Records contained in a dataset:

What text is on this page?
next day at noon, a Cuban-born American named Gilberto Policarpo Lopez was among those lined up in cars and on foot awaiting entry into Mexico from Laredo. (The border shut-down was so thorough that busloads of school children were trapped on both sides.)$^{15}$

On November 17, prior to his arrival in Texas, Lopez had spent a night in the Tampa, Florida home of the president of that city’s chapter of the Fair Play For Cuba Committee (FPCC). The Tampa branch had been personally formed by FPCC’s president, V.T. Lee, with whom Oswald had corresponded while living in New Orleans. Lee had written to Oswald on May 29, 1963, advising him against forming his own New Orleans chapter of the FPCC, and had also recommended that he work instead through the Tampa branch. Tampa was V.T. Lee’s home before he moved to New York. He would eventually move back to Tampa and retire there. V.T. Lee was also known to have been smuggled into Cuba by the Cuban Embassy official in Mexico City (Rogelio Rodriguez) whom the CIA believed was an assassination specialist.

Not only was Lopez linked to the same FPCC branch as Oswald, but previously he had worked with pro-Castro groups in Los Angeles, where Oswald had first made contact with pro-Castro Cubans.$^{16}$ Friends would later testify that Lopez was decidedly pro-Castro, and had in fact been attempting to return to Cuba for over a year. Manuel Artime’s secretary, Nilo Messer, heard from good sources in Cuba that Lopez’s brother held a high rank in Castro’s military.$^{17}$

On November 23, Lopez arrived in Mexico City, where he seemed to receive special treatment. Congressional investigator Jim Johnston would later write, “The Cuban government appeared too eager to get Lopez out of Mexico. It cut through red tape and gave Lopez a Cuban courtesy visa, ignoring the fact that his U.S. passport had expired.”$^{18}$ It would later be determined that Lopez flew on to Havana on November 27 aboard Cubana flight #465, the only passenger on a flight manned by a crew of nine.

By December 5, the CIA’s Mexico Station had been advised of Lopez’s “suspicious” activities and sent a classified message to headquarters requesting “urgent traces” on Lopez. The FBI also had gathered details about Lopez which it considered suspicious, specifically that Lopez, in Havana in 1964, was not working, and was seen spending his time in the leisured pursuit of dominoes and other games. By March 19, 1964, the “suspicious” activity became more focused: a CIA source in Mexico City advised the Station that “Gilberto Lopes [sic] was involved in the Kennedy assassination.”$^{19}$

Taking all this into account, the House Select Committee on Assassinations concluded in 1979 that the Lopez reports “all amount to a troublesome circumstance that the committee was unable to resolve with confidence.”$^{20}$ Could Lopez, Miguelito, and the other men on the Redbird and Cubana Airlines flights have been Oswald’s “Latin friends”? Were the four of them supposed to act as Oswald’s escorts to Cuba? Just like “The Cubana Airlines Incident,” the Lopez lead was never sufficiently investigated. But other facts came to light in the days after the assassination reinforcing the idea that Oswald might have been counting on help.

- **TASK GOAL**: Reproduce the material exactly, with every line intact.

- **ANSWER TO THE EXERCISE**:
What text is on this page?
next day at noon, a Cuban-born American named Gilberto Policarpo Lopez was among those lined up in cars and on foot awaiting entry into Mexico from Laredo. (The border shut-down was so thorough that busloads of school children were trapped on both sides.)$^{15}$

On November 17, prior to his arrival in Texas, Lopez had spent a night in the Tampa, Florida home of the president of that city’s chapter of the Fair Play For Cuba Committee (FPCC). The Tampa branch had been personally formed by FPCC’s president, V.T. Lee, with whom Oswald had corresponded while living in New Orleans. Lee had written to Oswald on May 29, 1963, advising him against forming his own New Orleans chapter of the FPCC, and had also recommended that he work instead through the Tampa branch. Tampa was V.T. Lee’s home before he moved to New York. He would eventually move back to Tampa and retire there. V.T. Lee was also known to have been smuggled into Cuba by the Cuban Embassy official in Mexico City (Rogelio Rodriguez) whom the CIA believed was an assassination specialist.

Not only was Lopez linked to the same FPCC branch as Oswald, but previously he had worked with pro-Castro groups in Los Angeles, where Oswald had first made contact with pro-Castro Cubans.$^{16}$ Friends would later testify that Lopez was decidedly pro-Castro, and had in fact been attempting to return to Cuba for over a year. Manuel Artime’s secretary, Nilo Messer, heard from good sources in Cuba that Lopez’s brother held a high rank in Castro’s military.$^{17}$

On November 23, Lopez arrived in Mexico City, where he seemed to receive special treatment. Congressional investigator Jim Johnston would later write, “The Cuban government appeared too eager to get Lopez out of Mexico. It cut through red tape and gave Lopez a Cuban courtesy visa, ignoring the fact that his U.S. passport had expired.”$^{18}$ It would later be determined that Lopez flew on to Havana on November 27 aboard Cubana flight #465, the only passenger on a flight manned by a crew of nine.

By December 5, the CIA’s Mexico Station had been advised of Lopez’s “suspicious” activities and sent a classified message to headquarters requesting “urgent traces” on Lopez. The FBI also had gathered details about Lopez which it considered suspicious, specifically that Lopez, in Havana in 1964, was not working, and was seen spending his time in the leisured pursuit of dominoes and other games. By March 19, 1964, the “suspicious” activity became more focused: a CIA source in Mexico City advised the Station that “Gilberto Lopes [sic] was involved in the Kennedy assassination.”$^{19}$

Taking all this into account, the House Select Committee on Assassinations concluded in 1979 that the Lopez reports “all amount to a troublesome circumstance that the committee was unable to resolve with confidence.”$^{20}$ Could Lopez, Miguelito, and the other men on the Redbird and Cubana Airlines flights have been Oswald’s “Latin friends”? Were the four of them supposed to act as Oswald’s escorts to Cuba? Just like “The Cubana Airlines Incident,” the Lopez lead was never sufficiently investigated. But other facts came to light in the days after the assassination reinforcing the idea that Oswald might have been counting on help.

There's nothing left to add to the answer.